Find the string "structured" in the entries and copy each line that has it.

(begin)

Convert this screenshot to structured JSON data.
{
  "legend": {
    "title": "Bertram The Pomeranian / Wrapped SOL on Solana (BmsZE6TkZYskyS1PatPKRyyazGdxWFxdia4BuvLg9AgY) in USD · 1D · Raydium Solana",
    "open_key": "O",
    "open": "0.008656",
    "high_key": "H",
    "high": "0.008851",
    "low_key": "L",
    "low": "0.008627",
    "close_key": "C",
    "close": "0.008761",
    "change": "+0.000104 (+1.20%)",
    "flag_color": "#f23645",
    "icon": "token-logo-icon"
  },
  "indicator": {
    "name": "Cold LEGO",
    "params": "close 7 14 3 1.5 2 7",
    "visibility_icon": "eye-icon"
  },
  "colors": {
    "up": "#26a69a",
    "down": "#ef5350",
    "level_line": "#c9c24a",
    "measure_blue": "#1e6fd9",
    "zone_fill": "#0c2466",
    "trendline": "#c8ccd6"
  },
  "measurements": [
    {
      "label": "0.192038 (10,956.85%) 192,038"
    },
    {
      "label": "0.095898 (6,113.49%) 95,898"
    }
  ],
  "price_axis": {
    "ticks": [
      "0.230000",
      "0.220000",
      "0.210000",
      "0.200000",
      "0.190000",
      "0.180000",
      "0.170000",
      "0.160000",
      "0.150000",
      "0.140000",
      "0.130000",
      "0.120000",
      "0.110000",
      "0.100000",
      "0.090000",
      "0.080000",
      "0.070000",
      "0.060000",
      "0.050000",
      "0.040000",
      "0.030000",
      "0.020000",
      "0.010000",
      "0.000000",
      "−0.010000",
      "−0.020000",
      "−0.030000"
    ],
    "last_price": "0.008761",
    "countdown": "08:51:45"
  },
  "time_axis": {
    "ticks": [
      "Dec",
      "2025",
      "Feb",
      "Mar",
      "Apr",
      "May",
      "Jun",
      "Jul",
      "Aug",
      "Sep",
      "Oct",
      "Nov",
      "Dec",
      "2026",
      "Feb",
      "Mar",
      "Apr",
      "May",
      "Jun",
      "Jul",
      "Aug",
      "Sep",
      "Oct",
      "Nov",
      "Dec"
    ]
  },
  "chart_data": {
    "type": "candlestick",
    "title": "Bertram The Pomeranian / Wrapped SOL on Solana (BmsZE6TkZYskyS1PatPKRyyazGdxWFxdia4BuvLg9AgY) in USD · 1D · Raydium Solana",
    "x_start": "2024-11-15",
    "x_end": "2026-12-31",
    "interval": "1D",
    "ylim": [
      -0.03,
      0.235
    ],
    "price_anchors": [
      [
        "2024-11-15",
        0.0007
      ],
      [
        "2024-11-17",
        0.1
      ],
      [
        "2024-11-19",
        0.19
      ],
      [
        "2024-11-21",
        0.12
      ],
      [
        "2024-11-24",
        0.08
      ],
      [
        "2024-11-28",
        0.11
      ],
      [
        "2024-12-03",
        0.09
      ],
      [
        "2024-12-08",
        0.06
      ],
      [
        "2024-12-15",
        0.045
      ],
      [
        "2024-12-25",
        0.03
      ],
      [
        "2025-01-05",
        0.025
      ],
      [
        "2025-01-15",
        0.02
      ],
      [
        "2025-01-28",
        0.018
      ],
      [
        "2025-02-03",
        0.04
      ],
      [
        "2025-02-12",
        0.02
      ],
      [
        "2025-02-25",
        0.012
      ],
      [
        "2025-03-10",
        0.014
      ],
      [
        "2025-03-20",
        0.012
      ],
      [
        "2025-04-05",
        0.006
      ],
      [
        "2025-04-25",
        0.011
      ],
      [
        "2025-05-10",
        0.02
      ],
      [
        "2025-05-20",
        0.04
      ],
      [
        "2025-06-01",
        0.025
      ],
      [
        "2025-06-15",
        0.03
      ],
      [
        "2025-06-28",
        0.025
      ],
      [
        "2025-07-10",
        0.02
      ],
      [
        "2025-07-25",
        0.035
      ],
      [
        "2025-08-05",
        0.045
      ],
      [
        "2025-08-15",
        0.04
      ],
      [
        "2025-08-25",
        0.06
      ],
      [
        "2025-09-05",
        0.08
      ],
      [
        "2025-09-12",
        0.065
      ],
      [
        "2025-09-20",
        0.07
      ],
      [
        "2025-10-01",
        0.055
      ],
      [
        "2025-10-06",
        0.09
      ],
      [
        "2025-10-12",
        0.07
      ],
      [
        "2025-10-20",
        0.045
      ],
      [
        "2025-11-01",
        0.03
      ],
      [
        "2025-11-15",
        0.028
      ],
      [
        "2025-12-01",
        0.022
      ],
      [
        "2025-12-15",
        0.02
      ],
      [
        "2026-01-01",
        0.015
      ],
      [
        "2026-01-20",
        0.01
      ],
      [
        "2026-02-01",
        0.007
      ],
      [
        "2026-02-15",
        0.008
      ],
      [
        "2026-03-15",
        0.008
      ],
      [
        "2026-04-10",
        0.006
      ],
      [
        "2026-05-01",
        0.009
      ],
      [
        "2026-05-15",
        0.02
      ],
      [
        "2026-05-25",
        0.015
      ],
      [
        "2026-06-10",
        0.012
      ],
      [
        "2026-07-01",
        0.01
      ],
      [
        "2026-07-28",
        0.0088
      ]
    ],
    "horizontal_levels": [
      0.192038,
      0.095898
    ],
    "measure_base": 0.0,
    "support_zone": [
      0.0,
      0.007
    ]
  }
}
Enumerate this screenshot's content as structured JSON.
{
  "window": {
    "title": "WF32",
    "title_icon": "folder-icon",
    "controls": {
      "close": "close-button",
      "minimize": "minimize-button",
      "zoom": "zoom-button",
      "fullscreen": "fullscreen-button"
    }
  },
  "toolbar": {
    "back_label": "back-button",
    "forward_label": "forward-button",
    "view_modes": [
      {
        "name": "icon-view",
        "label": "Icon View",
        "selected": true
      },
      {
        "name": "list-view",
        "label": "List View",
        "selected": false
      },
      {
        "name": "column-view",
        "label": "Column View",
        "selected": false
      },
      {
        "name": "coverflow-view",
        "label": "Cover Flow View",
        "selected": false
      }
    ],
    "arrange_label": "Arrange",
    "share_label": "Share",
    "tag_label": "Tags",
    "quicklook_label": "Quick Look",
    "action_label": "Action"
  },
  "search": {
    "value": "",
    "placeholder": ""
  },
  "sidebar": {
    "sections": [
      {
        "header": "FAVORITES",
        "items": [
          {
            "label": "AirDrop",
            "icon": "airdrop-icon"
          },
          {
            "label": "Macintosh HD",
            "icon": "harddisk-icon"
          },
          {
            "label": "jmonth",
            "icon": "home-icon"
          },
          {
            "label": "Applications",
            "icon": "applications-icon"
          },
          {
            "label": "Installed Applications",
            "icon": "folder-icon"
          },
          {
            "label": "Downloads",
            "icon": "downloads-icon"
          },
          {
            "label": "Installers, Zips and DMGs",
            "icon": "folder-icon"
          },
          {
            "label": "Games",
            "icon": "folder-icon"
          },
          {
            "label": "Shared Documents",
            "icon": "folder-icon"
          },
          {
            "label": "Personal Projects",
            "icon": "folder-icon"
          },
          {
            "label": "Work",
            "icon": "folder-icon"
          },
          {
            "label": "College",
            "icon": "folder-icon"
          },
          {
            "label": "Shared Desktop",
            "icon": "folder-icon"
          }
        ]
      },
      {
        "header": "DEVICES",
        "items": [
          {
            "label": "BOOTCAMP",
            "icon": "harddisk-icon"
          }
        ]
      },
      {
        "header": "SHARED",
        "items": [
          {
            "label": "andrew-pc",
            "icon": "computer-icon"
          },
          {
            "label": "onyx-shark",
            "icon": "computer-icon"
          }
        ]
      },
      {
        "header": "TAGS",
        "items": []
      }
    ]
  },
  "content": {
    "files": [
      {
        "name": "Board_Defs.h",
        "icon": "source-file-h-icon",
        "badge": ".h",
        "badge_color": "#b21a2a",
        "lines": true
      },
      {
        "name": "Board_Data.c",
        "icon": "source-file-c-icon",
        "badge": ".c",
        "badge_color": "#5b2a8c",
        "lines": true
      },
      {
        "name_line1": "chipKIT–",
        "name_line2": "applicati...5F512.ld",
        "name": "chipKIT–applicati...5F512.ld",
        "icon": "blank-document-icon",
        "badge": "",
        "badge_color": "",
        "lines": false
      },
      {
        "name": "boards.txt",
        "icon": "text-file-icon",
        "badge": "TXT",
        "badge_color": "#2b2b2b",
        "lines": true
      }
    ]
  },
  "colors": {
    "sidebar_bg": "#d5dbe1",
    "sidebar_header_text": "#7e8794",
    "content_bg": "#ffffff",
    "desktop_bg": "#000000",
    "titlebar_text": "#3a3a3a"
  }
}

(end)

→ Completed task:
Convert this screenshot to structured JSON data.
Enumerate this screenshot's content as structured JSON.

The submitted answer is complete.